⟨
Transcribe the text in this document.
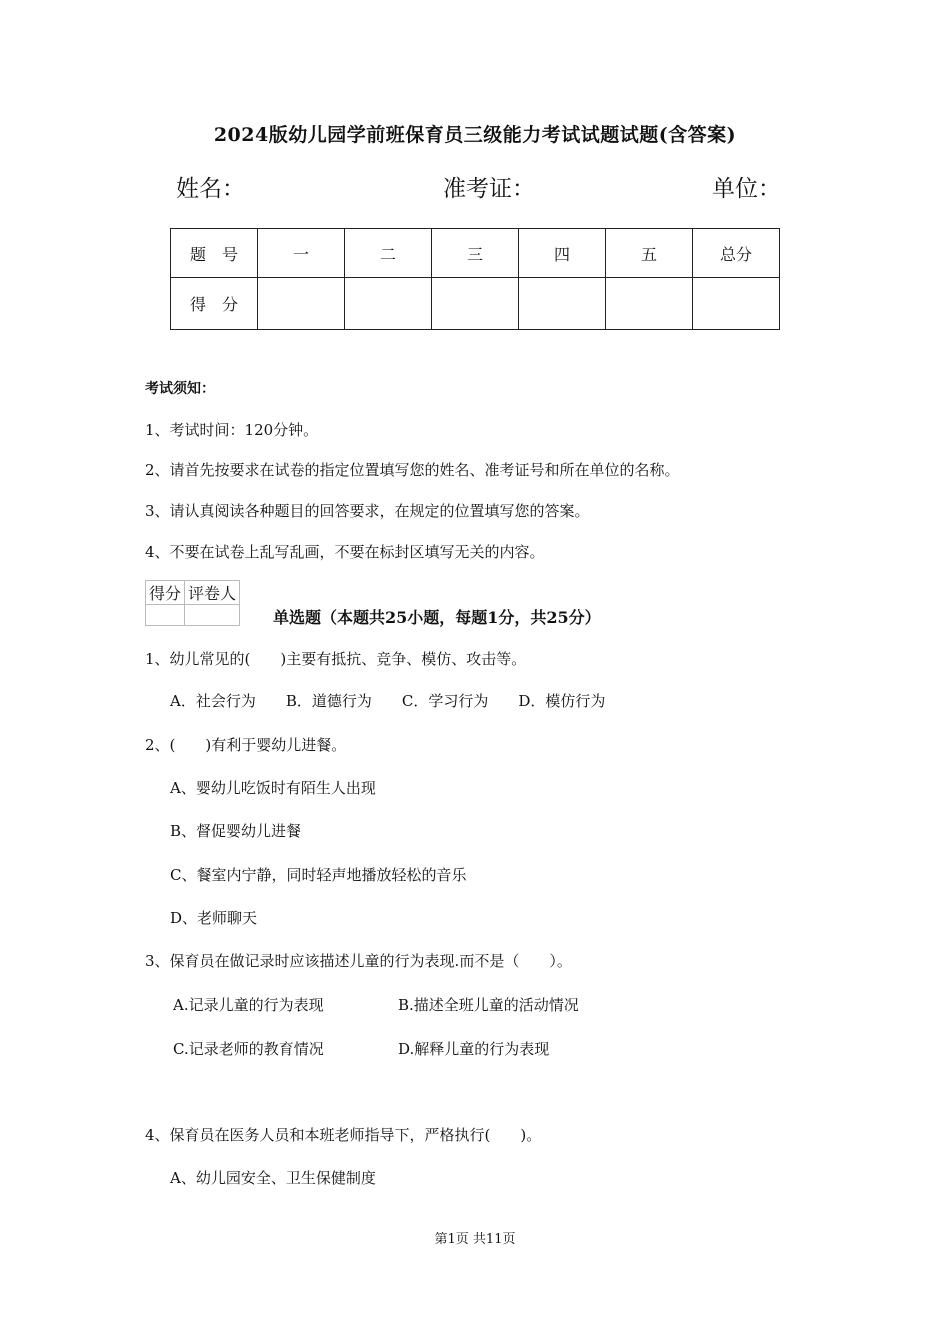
2024版幼儿园学前班保育员三级能力考试试题试题(含答案)
姓名：	准考证：	单位：
题　号	一	二	三	四	五	总分
得　分						
考试须知：
1、考试时间：120分钟。
2、请首先按要求在试卷的指定位置填写您的姓名、准考证号和所在单位的名称。
3、请认真阅读各种题目的回答要求，在规定的位置填写您的答案。
4、不要在试卷上乱写乱画，不要在标封区填写无关的内容。
得分	评卷人

单选题（本题共25小题，每题1分，共25分）
1、幼儿常见的(　　)主要有抵抗、竞争、模仿、攻击等。
A．社会行为　　B．道德行为　　C．学习行为　　D．模仿行为
2、(　　)有利于婴幼儿进餐。
A、婴幼儿吃饭时有陌生人出现
B、督促婴幼儿进餐
C、餐室内宁静，同时轻声地播放轻松的音乐
D、老师聊天
3、保育员在做记录时应该描述儿童的行为表现.而不是（　　）。
A.记录儿童的行为表现	B.描述全班儿童的活动情况
C.记录老师的教育情况	D.解释儿童的行为表现
4、保育员在医务人员和本班老师指导下，严格执行(　　)。
A、幼儿园安全、卫生保健制度
第1页 共11页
⟩
Problem – Each record above should be copied character for character, with pictures dropped.

Task output –
Transcribe the text in this document.
2024版幼儿园学前班保育员三级能力考试试题试题(含答案)
姓名：	准考证：	单位：
题　号	一	二	三	四	五	总分
得　分						
考试须知：
1、考试时间：120分钟。
2、请首先按要求在试卷的指定位置填写您的姓名、准考证号和所在单位的名称。
3、请认真阅读各种题目的回答要求，在规定的位置填写您的答案。
4、不要在试卷上乱写乱画，不要在标封区填写无关的内容。
得分	评卷人

单选题（本题共25小题，每题1分，共25分）
1、幼儿常见的(　　)主要有抵抗、竞争、模仿、攻击等。
A．社会行为　　B．道德行为　　C．学习行为　　D．模仿行为
2、(　　)有利于婴幼儿进餐。
A、婴幼儿吃饭时有陌生人出现
B、督促婴幼儿进餐
C、餐室内宁静，同时轻声地播放轻松的音乐
D、老师聊天
3、保育员在做记录时应该描述儿童的行为表现.而不是（　　）。
A.记录儿童的行为表现	B.描述全班儿童的活动情况
C.记录老师的教育情况	D.解释儿童的行为表现
4、保育员在医务人员和本班老师指导下，严格执行(　　)。
A、幼儿园安全、卫生保健制度
第1页 共11页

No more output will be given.